## Exercise instructions
Every entry must be repeated exactly. Exclude all pictures.

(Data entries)
-----

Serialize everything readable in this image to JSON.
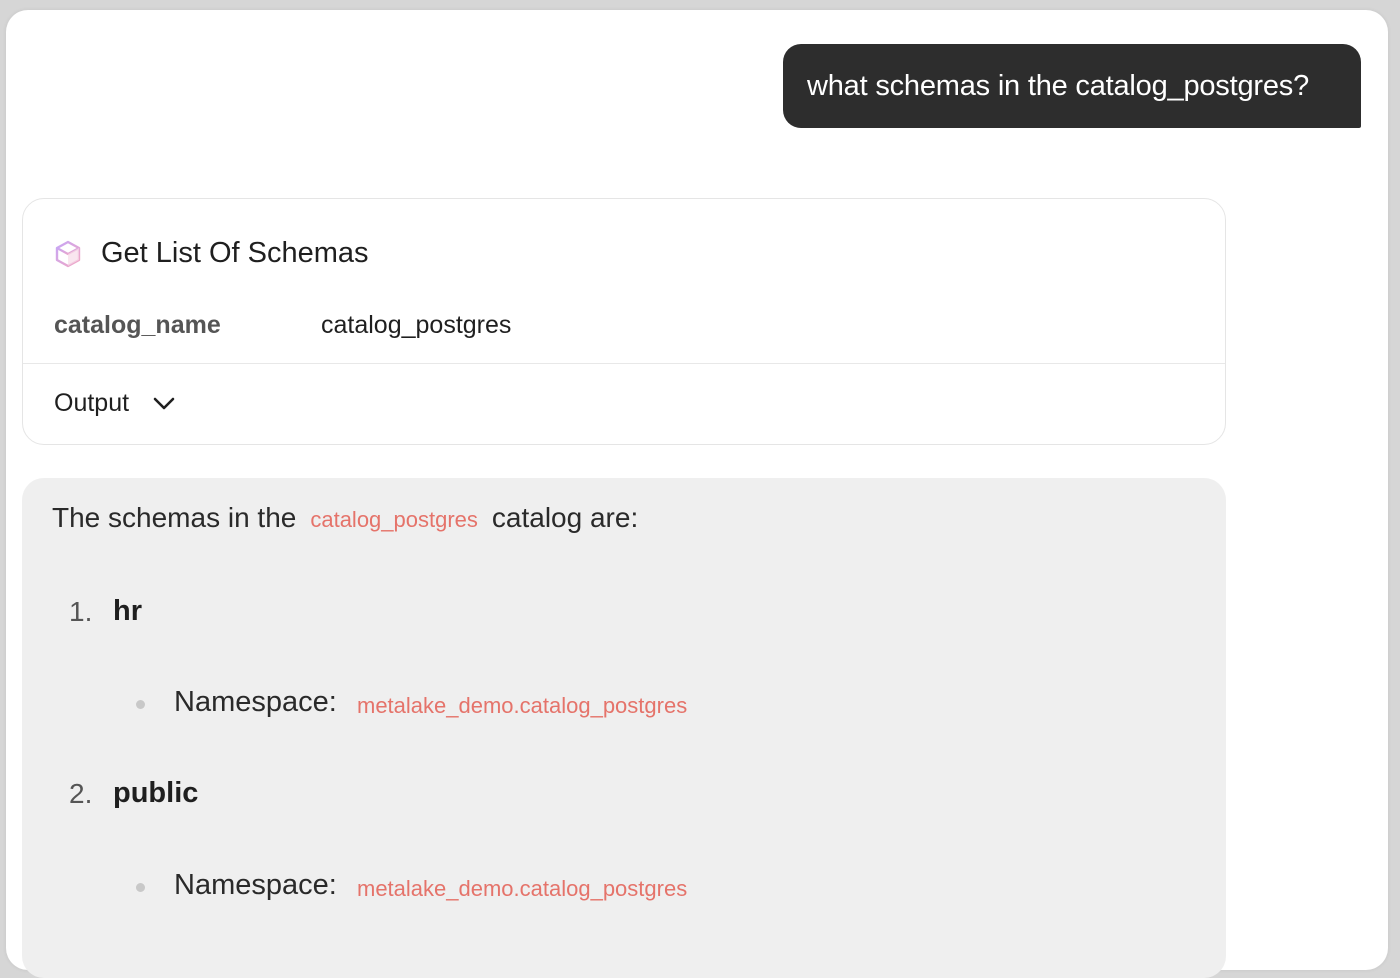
{
  "user_message": "what schemas in the catalog_postgres?",
  "tool_call": {
    "title": "Get List Of Schemas",
    "icon": "cube-icon",
    "params": [
      {
        "key": "catalog_name",
        "value": "catalog_postgres"
      }
    ],
    "output_label": "Output"
  },
  "answer": {
    "intro_before": "The schemas in the",
    "intro_code": "catalog_postgres",
    "intro_after": "catalog are:",
    "items": [
      {
        "number": "1.",
        "name": "hr",
        "namespace_label": "Namespace:",
        "namespace_value": "metalake_demo.catalog_postgres"
      },
      {
        "number": "2.",
        "name": "public",
        "namespace_label": "Namespace:",
        "namespace_value": "metalake_demo.catalog_postgres"
      }
    ]
  },
  "colors": {
    "user_bubble": "#2d2d2d",
    "code_text": "#e5736a",
    "answer_bg": "#efefef"
  }
}
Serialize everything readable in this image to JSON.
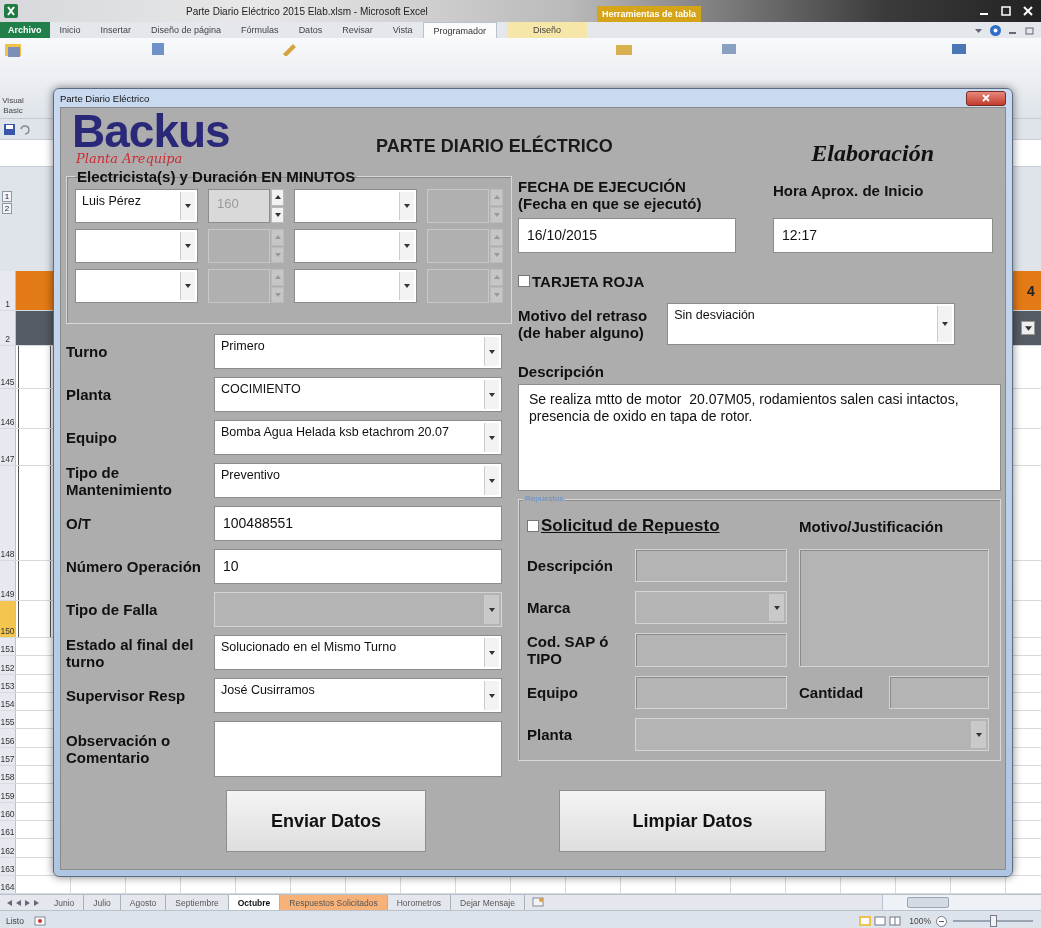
{
  "excel": {
    "title": "Parte Diario Eléctrico 2015 Elab.xlsm - Microsoft Excel",
    "context_group": "Herramientas de tabla",
    "tabs": [
      {
        "label": "Archivo",
        "kind": "file",
        "selected": false
      },
      {
        "label": "Inicio",
        "kind": "tab",
        "selected": false
      },
      {
        "label": "Insertar",
        "kind": "tab",
        "selected": false
      },
      {
        "label": "Diseño de página",
        "kind": "tab",
        "selected": false
      },
      {
        "label": "Fórmulas",
        "kind": "tab",
        "selected": false
      },
      {
        "label": "Datos",
        "kind": "tab",
        "selected": false
      },
      {
        "label": "Revisar",
        "kind": "tab",
        "selected": false
      },
      {
        "label": "Vista",
        "kind": "tab",
        "selected": false
      },
      {
        "label": "Programador",
        "kind": "tab",
        "selected": true
      },
      {
        "label": "Diseño",
        "kind": "context",
        "selected": false
      }
    ],
    "ribbon_button": "Visual Basic",
    "outline_levels": [
      "1",
      "2"
    ],
    "rows": [
      {
        "label": "1",
        "kind": "title",
        "selected": false
      },
      {
        "label": "2",
        "kind": "filter",
        "selected": false
      },
      {
        "label": "145",
        "kind": "data",
        "selected": false
      },
      {
        "label": "146",
        "kind": "data",
        "selected": false
      },
      {
        "label": "147",
        "kind": "data",
        "selected": false
      },
      {
        "label": "148",
        "kind": "data",
        "selected": false
      },
      {
        "label": "149",
        "kind": "data",
        "selected": false
      },
      {
        "label": "150",
        "kind": "data",
        "selected": true
      },
      {
        "label": "151",
        "kind": "empty",
        "selected": false
      },
      {
        "label": "152",
        "kind": "empty",
        "selected": false
      },
      {
        "label": "153",
        "kind": "empty",
        "selected": false
      },
      {
        "label": "154",
        "kind": "empty",
        "selected": false
      },
      {
        "label": "155",
        "kind": "empty",
        "selected": false
      },
      {
        "label": "156",
        "kind": "empty",
        "selected": false
      },
      {
        "label": "157",
        "kind": "empty",
        "selected": false
      },
      {
        "label": "158",
        "kind": "empty",
        "selected": false
      },
      {
        "label": "159",
        "kind": "empty",
        "selected": false
      },
      {
        "label": "160",
        "kind": "empty",
        "selected": false
      },
      {
        "label": "161",
        "kind": "empty",
        "selected": false
      },
      {
        "label": "162",
        "kind": "empty",
        "selected": false
      },
      {
        "label": "163",
        "kind": "empty",
        "selected": false
      },
      {
        "label": "164",
        "kind": "empty",
        "selected": false
      }
    ],
    "title_cell": "4",
    "sheet_tabs": [
      {
        "label": "Junio",
        "selected": false
      },
      {
        "label": "Julio",
        "selected": false
      },
      {
        "label": "Agosto",
        "selected": false
      },
      {
        "label": "Septiembre",
        "selected": false
      },
      {
        "label": "Octubre",
        "selected": true
      },
      {
        "label": "Respuestos Solicitados",
        "selected": false,
        "color": "#f7b27a"
      },
      {
        "label": "Horometros",
        "selected": false
      },
      {
        "label": "Dejar Mensaje",
        "selected": false
      }
    ],
    "status": "Listo",
    "zoom": "100%",
    "zoom_slider": {
      "level": 0.5
    }
  },
  "form": {
    "window_title": "Parte Diario Eléctrico",
    "logo": {
      "name": "Backus",
      "subtitle": "Planta Arequipa"
    },
    "title": "PARTE DIARIO ELÉCTRICO",
    "stage": "Elaboración",
    "crew": {
      "legend": "Electricista(s) y Duración EN MINUTOS",
      "rows": [
        {
          "name": "Luis Pérez",
          "minutes": "160",
          "minutes_disabled": false
        },
        {
          "minutes_disabled": true
        },
        {
          "minutes_disabled": true
        },
        {
          "minutes_disabled": true
        },
        {
          "minutes_disabled": true
        },
        {
          "minutes_disabled": true
        }
      ]
    },
    "fields": [
      {
        "label": "Turno",
        "kind": "combo",
        "value": "Primero",
        "disabled": false
      },
      {
        "label": "Planta",
        "kind": "combo",
        "value": "COCIMIENTO",
        "disabled": false
      },
      {
        "label": "Equipo",
        "kind": "combo",
        "value": "Bomba Agua Helada ksb etachrom 20.07",
        "disabled": false
      },
      {
        "label": "Tipo de Mantenimiento",
        "kind": "combo",
        "value": "Preventivo",
        "disabled": false
      },
      {
        "label": "O/T",
        "kind": "text",
        "value": "100488551",
        "disabled": false
      },
      {
        "label": "Número Operación",
        "kind": "text",
        "value": "10",
        "disabled": false
      },
      {
        "label": "Tipo de Falla",
        "kind": "combo",
        "disabled": true
      },
      {
        "label": "Estado al final del turno",
        "kind": "combo",
        "value": "Solucionado en el Mismo Turno",
        "disabled": false
      },
      {
        "label": "Supervisor Resp",
        "kind": "combo",
        "value": "José Cusirramos",
        "disabled": false
      },
      {
        "label": "Observación o Comentario",
        "kind": "textarea",
        "disabled": false
      }
    ],
    "date": {
      "label": "FECHA DE EJECUCIÓN",
      "hint": "(Fecha en que se ejecutó)",
      "value": "16/10/2015"
    },
    "start_time": {
      "label": "Hora Aprox. de Inicio",
      "value": "12:17"
    },
    "red_card": {
      "label": "TARJETA ROJA",
      "checked": false
    },
    "delay": {
      "label": "Motivo del retraso",
      "hint": "(de haber alguno)",
      "value": "Sin desviación"
    },
    "description": {
      "label": "Descripción",
      "value": "Se realiza mtto de motor  20.07M05, rodamientos salen casi intactos, presencia de oxido en tapa de rotor."
    },
    "parts": {
      "legend": "Repuestos",
      "request": {
        "label": "Solicitud de Repuesto",
        "checked": false
      },
      "reason": {
        "label": "Motivo/Justificación",
        "disabled": true
      },
      "fields": [
        {
          "label": "Descripción",
          "kind": "text",
          "disabled": true
        },
        {
          "label": "Marca",
          "kind": "combo",
          "disabled": true
        },
        {
          "label": "Cod. SAP ó TIPO",
          "kind": "text",
          "disabled": true
        },
        {
          "label": "Equipo",
          "kind": "text",
          "disabled": true
        },
        {
          "label": "Planta",
          "kind": "combo",
          "disabled": true
        }
      ],
      "quantity": {
        "label": "Cantidad",
        "disabled": true
      }
    },
    "buttons": [
      {
        "label": "Enviar Datos"
      },
      {
        "label": "Limpiar Datos"
      }
    ]
  }
}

-----

## Output of the task
Serialize everything readable in this image to JSON.
{
  "user_message": "what schemas in the catalog_postgres?",
  "tool_call": {
    "title": "Get List Of Schemas",
    "icon": "cube-icon",
    "params": [
      {
        "key": "catalog_name",
        "value": "catalog_postgres"
      }
    ],
    "output_label": "Output"
  },
  "answer": {
    "intro_before": "The schemas in the",
    "intro_code": "catalog_postgres",
    "intro_after": "catalog are:",
    "items": [
      {
        "number": "1.",
        "name": "hr",
        "namespace_label": "Namespace:",
        "namespace_value": "metalake_demo.catalog_postgres"
      },
      {
        "number": "2.",
        "name": "public",
        "namespace_label": "Namespace:",
        "namespace_value": "metalake_demo.catalog_postgres"
      }
    ]
  },
  "colors": {
    "user_bubble": "#2d2d2d",
    "code_text": "#e5736a",
    "answer_bg": "#efefef"
  }
}
Serialize everything readable in this image to JSON.
{
  "excel": {
    "title": "Parte Diario Eléctrico 2015 Elab.xlsm - Microsoft Excel",
    "context_group": "Herramientas de tabla",
    "tabs": [
      {
        "label": "Archivo",
        "kind": "file",
        "selected": false
      },
      {
        "label": "Inicio",
        "kind": "tab",
        "selected": false
      },
      {
        "label": "Insertar",
        "kind": "tab",
        "selected": false
      },
      {
        "label": "Diseño de página",
        "kind": "tab",
        "selected": false
      },
      {
        "label": "Fórmulas",
        "kind": "tab",
        "selected": false
      },
      {
        "label": "Datos",
        "kind": "tab",
        "selected": false
      },
      {
        "label": "Revisar",
        "kind": "tab",
        "selected": false
      },
      {
        "label": "Vista",
        "kind": "tab",
        "selected": false
      },
      {
        "label": "Programador",
        "kind": "tab",
        "selected": true
      },
      {
        "label": "Diseño",
        "kind": "context",
        "selected": false
      }
    ],
    "ribbon_button": "Visual Basic",
    "outline_levels": [
      "1",
      "2"
    ],
    "rows": [
      {
        "label": "1",
        "kind": "title",
        "selected": false
      },
      {
        "label": "2",
        "kind": "filter",
        "selected": false
      },
      {
        "label": "145",
        "kind": "data",
        "selected": false
      },
      {
        "label": "146",
        "kind": "data",
        "selected": false
      },
      {
        "label": "147",
        "kind": "data",
        "selected": false
      },
      {
        "label": "148",
        "kind": "data",
        "selected": false
      },
      {
        "label": "149",
        "kind": "data",
        "selected": false
      },
      {
        "label": "150",
        "kind": "data",
        "selected": true
      },
      {
        "label": "151",
        "kind": "empty",
        "selected": false
      },
      {
        "label": "152",
        "kind": "empty",
        "selected": false
      },
      {
        "label": "153",
        "kind": "empty",
        "selected": false
      },
      {
        "label": "154",
        "kind": "empty",
        "selected": false
      },
      {
        "label": "155",
        "kind": "empty",
        "selected": false
      },
      {
        "label": "156",
        "kind": "empty",
        "selected": false
      },
      {
        "label": "157",
        "kind": "empty",
        "selected": false
      },
      {
        "label": "158",
        "kind": "empty",
        "selected": false
      },
      {
        "label": "159",
        "kind": "empty",
        "selected": false
      },
      {
        "label": "160",
        "kind": "empty",
        "selected": false
      },
      {
        "label": "161",
        "kind": "empty",
        "selected": false
      },
      {
        "label": "162",
        "kind": "empty",
        "selected": false
      },
      {
        "label": "163",
        "kind": "empty",
        "selected": false
      },
      {
        "label": "164",
        "kind": "empty",
        "selected": false
      }
    ],
    "title_cell": "4",
    "sheet_tabs": [
      {
        "label": "Junio",
        "selected": false
      },
      {
        "label": "Julio",
        "selected": false
      },
      {
        "label": "Agosto",
        "selected": false
      },
      {
        "label": "Septiembre",
        "selected": false
      },
      {
        "label": "Octubre",
        "selected": true
      },
      {
        "label": "Respuestos Solicitados",
        "selected": false,
        "color": "#f7b27a"
      },
      {
        "label": "Horometros",
        "selected": false
      },
      {
        "label": "Dejar Mensaje",
        "selected": false
      }
    ],
    "status": "Listo",
    "zoom": "100%",
    "zoom_slider": {
      "level": 0.5
    }
  },
  "form": {
    "window_title": "Parte Diario Eléctrico",
    "logo": {
      "name": "Backus",
      "subtitle": "Planta Arequipa"
    },
    "title": "PARTE DIARIO ELÉCTRICO",
    "stage": "Elaboración",
    "crew": {
      "legend": "Electricista(s) y Duración EN MINUTOS",
      "rows": [
        {
          "name": "Luis Pérez",
          "minutes": "160",
          "minutes_disabled": false
        },
        {
          "minutes_disabled": true
        },
        {
          "minutes_disabled": true
        },
        {
          "minutes_disabled": true
        },
        {
          "minutes_disabled": true
        },
        {
          "minutes_disabled": true
        }
      ]
    },
    "fields": [
      {
        "label": "Turno",
        "kind": "combo",
        "value": "Primero",
        "disabled": false
      },
      {
        "label": "Planta",
        "kind": "combo",
        "value": "COCIMIENTO",
        "disabled": false
      },
      {
        "label": "Equipo",
        "kind": "combo",
        "value": "Bomba Agua Helada ksb etachrom 20.07",
        "disabled": false
      },
      {
        "label": "Tipo de Mantenimiento",
        "kind": "combo",
        "value": "Preventivo",
        "disabled": false
      },
      {
        "label": "O/T",
        "kind": "text",
        "value": "100488551",
        "disabled": false
      },
      {
        "label": "Número Operación",
        "kind": "text",
        "value": "10",
        "disabled": false
      },
      {
        "label": "Tipo de Falla",
        "kind": "combo",
        "disabled": true
      },
      {
        "label": "Estado al final del turno",
        "kind": "combo",
        "value": "Solucionado en el Mismo Turno",
        "disabled": false
      },
      {
        "label": "Supervisor Resp",
        "kind": "combo",
        "value": "José Cusirramos",
        "disabled": false
      },
      {
        "label": "Observación o Comentario",
        "kind": "textarea",
        "disabled": false
      }
    ],
    "date": {
      "label": "FECHA DE EJECUCIÓN",
      "hint": "(Fecha en que se ejecutó)",
      "value": "16/10/2015"
    },
    "start_time": {
      "label": "Hora Aprox. de Inicio",
      "value": "12:17"
    },
    "red_card": {
      "label": "TARJETA ROJA",
      "checked": false
    },
    "delay": {
      "label": "Motivo del retraso",
      "hint": "(de haber alguno)",
      "value": "Sin desviación"
    },
    "description": {
      "label": "Descripción",
      "value": "Se realiza mtto de motor  20.07M05, rodamientos salen casi intactos, presencia de oxido en tapa de rotor."
    },
    "parts": {
      "legend": "Repuestos",
      "request": {
        "label": "Solicitud de Repuesto",
        "checked": false
      },
      "reason": {
        "label": "Motivo/Justificación",
        "disabled": true
      },
      "fields": [
        {
          "label": "Descripción",
          "kind": "text",
          "disabled": true
        },
        {
          "label": "Marca",
          "kind": "combo",
          "disabled": true
        },
        {
          "label": "Cod. SAP ó TIPO",
          "kind": "text",
          "disabled": true
        },
        {
          "label": "Equipo",
          "kind": "text",
          "disabled": true
        },
        {
          "label": "Planta",
          "kind": "combo",
          "disabled": true
        }
      ],
      "quantity": {
        "label": "Cantidad",
        "disabled": true
      }
    },
    "buttons": [
      {
        "label": "Enviar Datos"
      },
      {
        "label": "Limpiar Datos"
      }
    ]
  }
}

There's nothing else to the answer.